**EXERCISE INSTRUCTIONS**. Collect every line of the entries below that contains the string "strength".

**SUPPLIED MATERIAL**.
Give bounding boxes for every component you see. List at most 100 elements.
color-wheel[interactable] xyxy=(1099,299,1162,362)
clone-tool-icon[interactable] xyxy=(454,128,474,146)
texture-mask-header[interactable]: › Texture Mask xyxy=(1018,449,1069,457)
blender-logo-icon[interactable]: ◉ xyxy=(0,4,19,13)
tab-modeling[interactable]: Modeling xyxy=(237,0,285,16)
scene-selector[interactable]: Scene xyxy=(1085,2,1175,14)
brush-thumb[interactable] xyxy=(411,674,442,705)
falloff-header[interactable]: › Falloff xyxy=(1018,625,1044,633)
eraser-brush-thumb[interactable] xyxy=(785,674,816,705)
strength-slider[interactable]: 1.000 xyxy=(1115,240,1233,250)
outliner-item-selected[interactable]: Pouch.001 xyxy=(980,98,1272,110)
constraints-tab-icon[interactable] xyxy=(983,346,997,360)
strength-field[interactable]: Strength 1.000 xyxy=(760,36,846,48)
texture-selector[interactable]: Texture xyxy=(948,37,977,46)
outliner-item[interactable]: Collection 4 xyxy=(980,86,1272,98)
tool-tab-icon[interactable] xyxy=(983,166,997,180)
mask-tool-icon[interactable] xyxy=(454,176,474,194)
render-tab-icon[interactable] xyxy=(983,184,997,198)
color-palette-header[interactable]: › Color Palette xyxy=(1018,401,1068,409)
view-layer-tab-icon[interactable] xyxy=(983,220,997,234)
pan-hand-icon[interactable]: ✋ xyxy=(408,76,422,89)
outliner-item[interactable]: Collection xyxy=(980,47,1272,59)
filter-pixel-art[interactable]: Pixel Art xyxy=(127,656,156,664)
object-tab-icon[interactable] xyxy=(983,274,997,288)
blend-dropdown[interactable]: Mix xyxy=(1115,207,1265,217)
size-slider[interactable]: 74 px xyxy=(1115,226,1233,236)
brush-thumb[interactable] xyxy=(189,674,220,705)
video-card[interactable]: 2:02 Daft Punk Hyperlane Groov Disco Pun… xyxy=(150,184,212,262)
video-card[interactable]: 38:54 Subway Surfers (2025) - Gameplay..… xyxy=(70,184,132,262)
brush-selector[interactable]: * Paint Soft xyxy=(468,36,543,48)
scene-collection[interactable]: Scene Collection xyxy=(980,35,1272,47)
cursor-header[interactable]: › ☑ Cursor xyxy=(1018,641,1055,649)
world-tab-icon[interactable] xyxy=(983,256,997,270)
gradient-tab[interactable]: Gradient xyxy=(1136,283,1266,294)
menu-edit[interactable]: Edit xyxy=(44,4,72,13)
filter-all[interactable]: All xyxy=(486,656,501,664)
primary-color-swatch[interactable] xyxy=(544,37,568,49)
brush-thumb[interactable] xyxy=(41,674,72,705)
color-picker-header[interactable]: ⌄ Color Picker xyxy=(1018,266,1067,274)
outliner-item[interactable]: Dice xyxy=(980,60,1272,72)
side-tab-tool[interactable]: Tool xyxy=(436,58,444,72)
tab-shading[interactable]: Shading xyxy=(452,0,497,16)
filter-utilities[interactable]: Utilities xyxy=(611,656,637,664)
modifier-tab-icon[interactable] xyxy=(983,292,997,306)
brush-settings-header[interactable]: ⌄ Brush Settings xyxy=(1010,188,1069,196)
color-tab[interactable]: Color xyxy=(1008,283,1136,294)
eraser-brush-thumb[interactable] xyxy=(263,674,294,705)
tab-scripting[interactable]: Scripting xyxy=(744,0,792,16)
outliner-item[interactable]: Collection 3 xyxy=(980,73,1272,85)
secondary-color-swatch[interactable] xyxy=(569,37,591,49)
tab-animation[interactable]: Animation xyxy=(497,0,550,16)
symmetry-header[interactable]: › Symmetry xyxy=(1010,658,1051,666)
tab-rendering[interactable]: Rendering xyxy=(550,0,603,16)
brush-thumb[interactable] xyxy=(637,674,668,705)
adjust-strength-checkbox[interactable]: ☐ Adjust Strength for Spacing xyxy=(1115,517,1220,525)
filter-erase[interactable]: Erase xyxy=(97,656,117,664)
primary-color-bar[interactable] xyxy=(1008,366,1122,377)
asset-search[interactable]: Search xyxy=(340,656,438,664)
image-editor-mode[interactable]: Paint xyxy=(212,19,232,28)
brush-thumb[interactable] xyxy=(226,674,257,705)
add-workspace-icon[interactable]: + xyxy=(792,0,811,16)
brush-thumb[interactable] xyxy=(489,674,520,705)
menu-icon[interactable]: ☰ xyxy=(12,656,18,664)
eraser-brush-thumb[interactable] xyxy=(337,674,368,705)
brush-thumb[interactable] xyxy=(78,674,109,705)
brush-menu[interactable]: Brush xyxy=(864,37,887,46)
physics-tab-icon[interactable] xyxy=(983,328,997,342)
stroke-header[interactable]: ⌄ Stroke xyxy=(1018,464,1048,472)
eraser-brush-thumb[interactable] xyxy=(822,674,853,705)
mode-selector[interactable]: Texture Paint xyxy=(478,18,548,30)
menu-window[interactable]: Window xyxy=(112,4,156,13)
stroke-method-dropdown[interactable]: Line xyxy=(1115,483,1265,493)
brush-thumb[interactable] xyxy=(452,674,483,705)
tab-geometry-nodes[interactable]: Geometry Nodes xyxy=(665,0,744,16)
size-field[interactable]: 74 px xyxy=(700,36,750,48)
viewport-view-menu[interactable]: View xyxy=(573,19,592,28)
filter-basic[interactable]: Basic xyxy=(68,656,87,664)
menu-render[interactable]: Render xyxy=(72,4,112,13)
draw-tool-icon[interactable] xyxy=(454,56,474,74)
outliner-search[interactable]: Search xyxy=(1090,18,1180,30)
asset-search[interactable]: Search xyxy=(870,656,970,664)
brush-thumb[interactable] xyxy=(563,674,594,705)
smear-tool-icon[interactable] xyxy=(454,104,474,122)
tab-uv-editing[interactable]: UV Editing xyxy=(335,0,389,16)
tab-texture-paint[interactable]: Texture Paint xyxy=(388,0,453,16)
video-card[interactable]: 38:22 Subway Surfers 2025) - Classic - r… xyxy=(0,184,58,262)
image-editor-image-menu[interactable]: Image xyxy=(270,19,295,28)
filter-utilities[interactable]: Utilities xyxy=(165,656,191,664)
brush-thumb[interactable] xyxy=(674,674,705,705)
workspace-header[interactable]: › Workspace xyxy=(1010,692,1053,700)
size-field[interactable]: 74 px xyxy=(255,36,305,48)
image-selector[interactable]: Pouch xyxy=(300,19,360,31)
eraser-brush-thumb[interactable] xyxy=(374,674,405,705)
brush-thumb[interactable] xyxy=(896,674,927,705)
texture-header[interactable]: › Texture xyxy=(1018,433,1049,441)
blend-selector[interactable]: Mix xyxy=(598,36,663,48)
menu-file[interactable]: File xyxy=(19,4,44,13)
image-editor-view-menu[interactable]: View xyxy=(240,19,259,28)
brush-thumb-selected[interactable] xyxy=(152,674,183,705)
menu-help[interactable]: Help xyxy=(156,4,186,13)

**ANSWER IN FULL**.
strength-slider[interactable]: 1.000 xyxy=(1115,240,1233,250)
strength-field[interactable]: Strength 1.000 xyxy=(760,36,846,48)
adjust-strength-checkbox[interactable]: ☐ Adjust Strength for Spacing xyxy=(1115,517,1220,525)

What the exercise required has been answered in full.